* **PROBLEM STATEMENT**
Quote every line as written. Omit pictures.

* **STORED DATA**
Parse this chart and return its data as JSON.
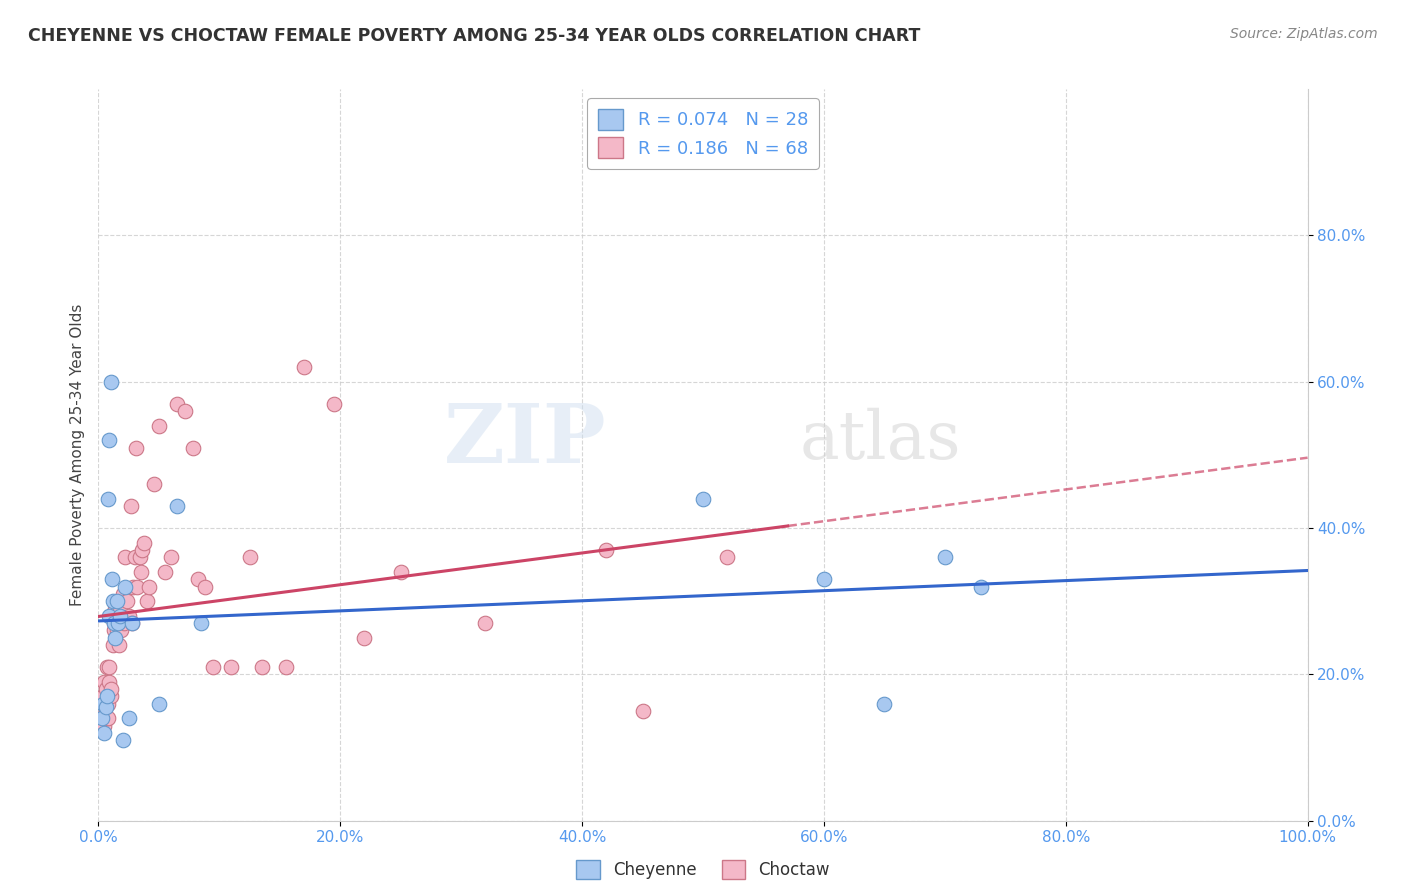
{
  "title": "CHEYENNE VS CHOCTAW FEMALE POVERTY AMONG 25-34 YEAR OLDS CORRELATION CHART",
  "source": "Source: ZipAtlas.com",
  "ylabel": "Female Poverty Among 25-34 Year Olds",
  "xlim": [
    0,
    1.0
  ],
  "ylim": [
    0,
    1.0
  ],
  "cheyenne_color": "#a8c8f0",
  "cheyenne_edge_color": "#6699cc",
  "choctaw_color": "#f4b8c8",
  "choctaw_edge_color": "#cc7788",
  "cheyenne_line_color": "#3366cc",
  "choctaw_line_color": "#cc4466",
  "cheyenne_R": 0.074,
  "cheyenne_N": 28,
  "choctaw_R": 0.186,
  "choctaw_N": 68,
  "watermark_zip": "ZIP",
  "watermark_atlas": "atlas",
  "background_color": "#ffffff",
  "tick_color": "#5599ee",
  "grid_color": "#cccccc",
  "cheyenne_x": [
    0.003,
    0.004,
    0.005,
    0.006,
    0.007,
    0.008,
    0.009,
    0.009,
    0.01,
    0.011,
    0.012,
    0.013,
    0.014,
    0.015,
    0.016,
    0.018,
    0.02,
    0.022,
    0.025,
    0.028,
    0.05,
    0.065,
    0.085,
    0.5,
    0.6,
    0.65,
    0.7,
    0.73
  ],
  "cheyenne_y": [
    0.14,
    0.16,
    0.12,
    0.155,
    0.17,
    0.44,
    0.28,
    0.52,
    0.6,
    0.33,
    0.3,
    0.27,
    0.25,
    0.3,
    0.27,
    0.28,
    0.11,
    0.32,
    0.14,
    0.27,
    0.16,
    0.43,
    0.27,
    0.44,
    0.33,
    0.16,
    0.36,
    0.32
  ],
  "choctaw_x": [
    0.002,
    0.003,
    0.004,
    0.004,
    0.005,
    0.005,
    0.006,
    0.006,
    0.007,
    0.007,
    0.008,
    0.008,
    0.009,
    0.009,
    0.009,
    0.01,
    0.01,
    0.011,
    0.012,
    0.012,
    0.013,
    0.013,
    0.013,
    0.014,
    0.015,
    0.016,
    0.017,
    0.018,
    0.019,
    0.02,
    0.021,
    0.022,
    0.024,
    0.025,
    0.027,
    0.028,
    0.029,
    0.03,
    0.031,
    0.032,
    0.034,
    0.035,
    0.036,
    0.038,
    0.04,
    0.042,
    0.046,
    0.05,
    0.055,
    0.06,
    0.065,
    0.072,
    0.078,
    0.082,
    0.088,
    0.095,
    0.11,
    0.125,
    0.135,
    0.155,
    0.17,
    0.195,
    0.22,
    0.25,
    0.32,
    0.42,
    0.45,
    0.52
  ],
  "choctaw_y": [
    0.14,
    0.13,
    0.16,
    0.17,
    0.19,
    0.13,
    0.16,
    0.18,
    0.21,
    0.14,
    0.16,
    0.14,
    0.17,
    0.19,
    0.21,
    0.17,
    0.18,
    0.28,
    0.24,
    0.28,
    0.27,
    0.28,
    0.26,
    0.29,
    0.26,
    0.27,
    0.24,
    0.29,
    0.26,
    0.31,
    0.27,
    0.36,
    0.3,
    0.28,
    0.43,
    0.27,
    0.32,
    0.36,
    0.51,
    0.32,
    0.36,
    0.34,
    0.37,
    0.38,
    0.3,
    0.32,
    0.46,
    0.54,
    0.34,
    0.36,
    0.57,
    0.56,
    0.51,
    0.33,
    0.32,
    0.21,
    0.21,
    0.36,
    0.21,
    0.21,
    0.62,
    0.57,
    0.25,
    0.34,
    0.27,
    0.37,
    0.15,
    0.36
  ]
}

* **OUTPUT**
Parse this chart and return its data as JSON.
{
  "title": "CHEYENNE VS CHOCTAW FEMALE POVERTY AMONG 25-34 YEAR OLDS CORRELATION CHART",
  "source": "Source: ZipAtlas.com",
  "ylabel": "Female Poverty Among 25-34 Year Olds",
  "xlim": [
    0,
    1.0
  ],
  "ylim": [
    0,
    1.0
  ],
  "cheyenne_color": "#a8c8f0",
  "cheyenne_edge_color": "#6699cc",
  "choctaw_color": "#f4b8c8",
  "choctaw_edge_color": "#cc7788",
  "cheyenne_line_color": "#3366cc",
  "choctaw_line_color": "#cc4466",
  "cheyenne_R": 0.074,
  "cheyenne_N": 28,
  "choctaw_R": 0.186,
  "choctaw_N": 68,
  "watermark_zip": "ZIP",
  "watermark_atlas": "atlas",
  "background_color": "#ffffff",
  "tick_color": "#5599ee",
  "grid_color": "#cccccc",
  "cheyenne_x": [
    0.003,
    0.004,
    0.005,
    0.006,
    0.007,
    0.008,
    0.009,
    0.009,
    0.01,
    0.011,
    0.012,
    0.013,
    0.014,
    0.015,
    0.016,
    0.018,
    0.02,
    0.022,
    0.025,
    0.028,
    0.05,
    0.065,
    0.085,
    0.5,
    0.6,
    0.65,
    0.7,
    0.73
  ],
  "cheyenne_y": [
    0.14,
    0.16,
    0.12,
    0.155,
    0.17,
    0.44,
    0.28,
    0.52,
    0.6,
    0.33,
    0.3,
    0.27,
    0.25,
    0.3,
    0.27,
    0.28,
    0.11,
    0.32,
    0.14,
    0.27,
    0.16,
    0.43,
    0.27,
    0.44,
    0.33,
    0.16,
    0.36,
    0.32
  ],
  "choctaw_x": [
    0.002,
    0.003,
    0.004,
    0.004,
    0.005,
    0.005,
    0.006,
    0.006,
    0.007,
    0.007,
    0.008,
    0.008,
    0.009,
    0.009,
    0.009,
    0.01,
    0.01,
    0.011,
    0.012,
    0.012,
    0.013,
    0.013,
    0.013,
    0.014,
    0.015,
    0.016,
    0.017,
    0.018,
    0.019,
    0.02,
    0.021,
    0.022,
    0.024,
    0.025,
    0.027,
    0.028,
    0.029,
    0.03,
    0.031,
    0.032,
    0.034,
    0.035,
    0.036,
    0.038,
    0.04,
    0.042,
    0.046,
    0.05,
    0.055,
    0.06,
    0.065,
    0.072,
    0.078,
    0.082,
    0.088,
    0.095,
    0.11,
    0.125,
    0.135,
    0.155,
    0.17,
    0.195,
    0.22,
    0.25,
    0.32,
    0.42,
    0.45,
    0.52
  ],
  "choctaw_y": [
    0.14,
    0.13,
    0.16,
    0.17,
    0.19,
    0.13,
    0.16,
    0.18,
    0.21,
    0.14,
    0.16,
    0.14,
    0.17,
    0.19,
    0.21,
    0.17,
    0.18,
    0.28,
    0.24,
    0.28,
    0.27,
    0.28,
    0.26,
    0.29,
    0.26,
    0.27,
    0.24,
    0.29,
    0.26,
    0.31,
    0.27,
    0.36,
    0.3,
    0.28,
    0.43,
    0.27,
    0.32,
    0.36,
    0.51,
    0.32,
    0.36,
    0.34,
    0.37,
    0.38,
    0.3,
    0.32,
    0.46,
    0.54,
    0.34,
    0.36,
    0.57,
    0.56,
    0.51,
    0.33,
    0.32,
    0.21,
    0.21,
    0.36,
    0.21,
    0.21,
    0.62,
    0.57,
    0.25,
    0.34,
    0.27,
    0.37,
    0.15,
    0.36
  ]
}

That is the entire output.